Only the number is wanted: how many lines of the data contain "территории"?

● ● ● ● ●

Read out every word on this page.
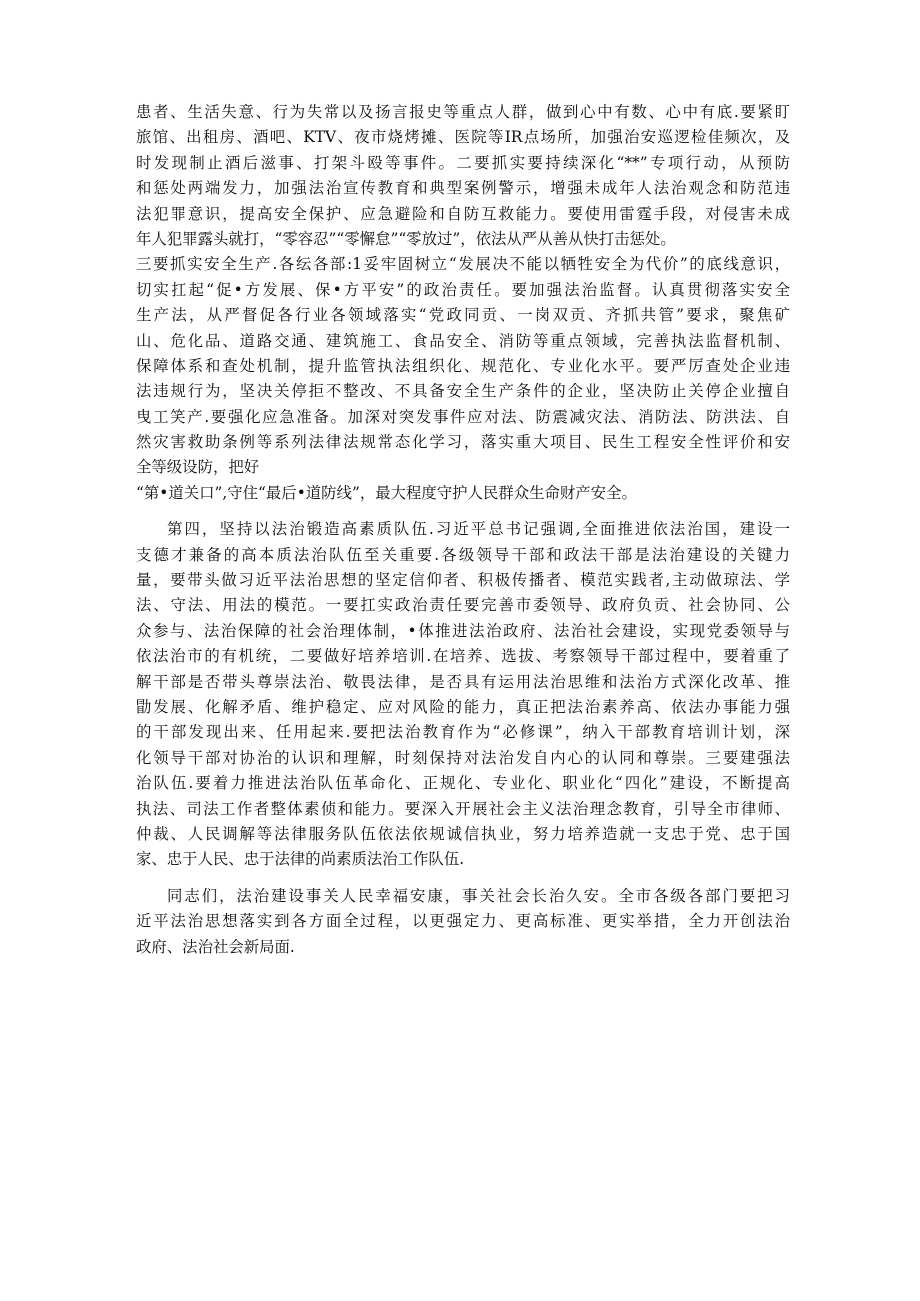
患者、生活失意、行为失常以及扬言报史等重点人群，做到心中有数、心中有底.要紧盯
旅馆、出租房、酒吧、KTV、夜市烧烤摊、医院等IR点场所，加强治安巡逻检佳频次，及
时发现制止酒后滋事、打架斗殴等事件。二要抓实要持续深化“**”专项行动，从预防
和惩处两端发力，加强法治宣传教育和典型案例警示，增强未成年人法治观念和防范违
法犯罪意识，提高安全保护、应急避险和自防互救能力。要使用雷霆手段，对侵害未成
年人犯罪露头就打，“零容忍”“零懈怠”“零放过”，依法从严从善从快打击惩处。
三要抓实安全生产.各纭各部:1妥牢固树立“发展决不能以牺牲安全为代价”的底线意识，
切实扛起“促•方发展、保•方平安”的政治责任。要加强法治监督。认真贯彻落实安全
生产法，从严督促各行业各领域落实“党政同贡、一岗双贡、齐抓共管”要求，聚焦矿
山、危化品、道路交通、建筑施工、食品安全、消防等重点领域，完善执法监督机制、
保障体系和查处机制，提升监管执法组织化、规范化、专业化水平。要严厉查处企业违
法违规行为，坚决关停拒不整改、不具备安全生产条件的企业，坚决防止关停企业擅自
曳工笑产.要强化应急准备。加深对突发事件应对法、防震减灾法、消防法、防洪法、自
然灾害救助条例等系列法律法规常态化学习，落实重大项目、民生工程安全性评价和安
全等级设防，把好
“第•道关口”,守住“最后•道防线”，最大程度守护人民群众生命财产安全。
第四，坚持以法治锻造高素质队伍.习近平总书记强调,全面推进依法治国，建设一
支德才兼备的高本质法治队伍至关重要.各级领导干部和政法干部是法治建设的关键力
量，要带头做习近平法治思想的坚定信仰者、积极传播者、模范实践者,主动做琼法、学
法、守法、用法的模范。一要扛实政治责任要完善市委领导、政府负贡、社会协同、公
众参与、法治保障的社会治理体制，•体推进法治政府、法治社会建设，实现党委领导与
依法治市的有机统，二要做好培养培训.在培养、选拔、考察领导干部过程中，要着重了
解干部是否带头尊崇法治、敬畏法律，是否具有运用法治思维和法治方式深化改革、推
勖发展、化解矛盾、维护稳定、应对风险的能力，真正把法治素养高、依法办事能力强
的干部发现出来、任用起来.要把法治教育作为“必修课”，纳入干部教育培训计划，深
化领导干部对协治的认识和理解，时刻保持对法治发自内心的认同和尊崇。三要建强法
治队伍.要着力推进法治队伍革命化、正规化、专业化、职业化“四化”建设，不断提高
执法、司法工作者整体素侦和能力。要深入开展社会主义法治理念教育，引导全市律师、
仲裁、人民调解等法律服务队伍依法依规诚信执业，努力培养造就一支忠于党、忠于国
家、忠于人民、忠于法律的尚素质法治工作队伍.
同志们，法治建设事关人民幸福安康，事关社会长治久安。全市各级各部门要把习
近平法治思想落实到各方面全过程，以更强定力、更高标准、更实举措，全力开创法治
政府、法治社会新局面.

● ● ● ● ●

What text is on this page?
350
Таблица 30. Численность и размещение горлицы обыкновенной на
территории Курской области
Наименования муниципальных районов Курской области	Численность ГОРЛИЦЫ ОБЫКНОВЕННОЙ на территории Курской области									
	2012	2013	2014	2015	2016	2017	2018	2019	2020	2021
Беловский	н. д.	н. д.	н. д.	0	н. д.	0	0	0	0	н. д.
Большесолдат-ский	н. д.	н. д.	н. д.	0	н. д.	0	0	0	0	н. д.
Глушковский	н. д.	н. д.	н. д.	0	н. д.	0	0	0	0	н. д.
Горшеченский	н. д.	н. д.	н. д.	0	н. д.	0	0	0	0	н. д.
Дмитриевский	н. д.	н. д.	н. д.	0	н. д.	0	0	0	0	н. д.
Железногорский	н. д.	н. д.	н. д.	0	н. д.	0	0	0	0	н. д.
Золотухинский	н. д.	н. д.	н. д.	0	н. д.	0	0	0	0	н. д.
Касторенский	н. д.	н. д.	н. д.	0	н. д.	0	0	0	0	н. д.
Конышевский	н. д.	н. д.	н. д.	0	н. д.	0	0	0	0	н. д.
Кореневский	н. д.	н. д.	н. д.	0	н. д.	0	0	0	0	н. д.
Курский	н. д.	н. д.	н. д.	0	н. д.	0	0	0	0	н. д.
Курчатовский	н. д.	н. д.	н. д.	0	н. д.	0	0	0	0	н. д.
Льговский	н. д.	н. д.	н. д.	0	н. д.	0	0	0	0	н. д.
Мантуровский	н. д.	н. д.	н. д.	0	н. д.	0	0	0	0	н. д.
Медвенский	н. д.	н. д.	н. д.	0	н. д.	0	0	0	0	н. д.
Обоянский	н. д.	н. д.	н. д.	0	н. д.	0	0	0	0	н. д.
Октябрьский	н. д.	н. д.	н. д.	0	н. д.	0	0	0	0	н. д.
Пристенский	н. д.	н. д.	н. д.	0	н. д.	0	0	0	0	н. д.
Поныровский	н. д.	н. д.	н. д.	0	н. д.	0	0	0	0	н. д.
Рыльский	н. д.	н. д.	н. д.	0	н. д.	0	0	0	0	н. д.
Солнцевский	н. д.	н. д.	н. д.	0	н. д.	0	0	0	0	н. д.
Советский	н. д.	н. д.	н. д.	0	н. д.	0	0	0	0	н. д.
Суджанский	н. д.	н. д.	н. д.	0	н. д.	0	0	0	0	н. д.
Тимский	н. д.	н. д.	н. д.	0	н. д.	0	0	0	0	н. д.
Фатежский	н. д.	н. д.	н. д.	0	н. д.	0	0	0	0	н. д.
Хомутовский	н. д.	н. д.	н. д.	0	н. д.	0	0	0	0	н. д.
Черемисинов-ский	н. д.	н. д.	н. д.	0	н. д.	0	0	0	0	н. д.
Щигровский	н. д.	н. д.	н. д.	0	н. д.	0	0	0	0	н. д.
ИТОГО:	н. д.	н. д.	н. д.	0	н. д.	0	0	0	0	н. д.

● ● ● ● ●

THE OUTPUT.
2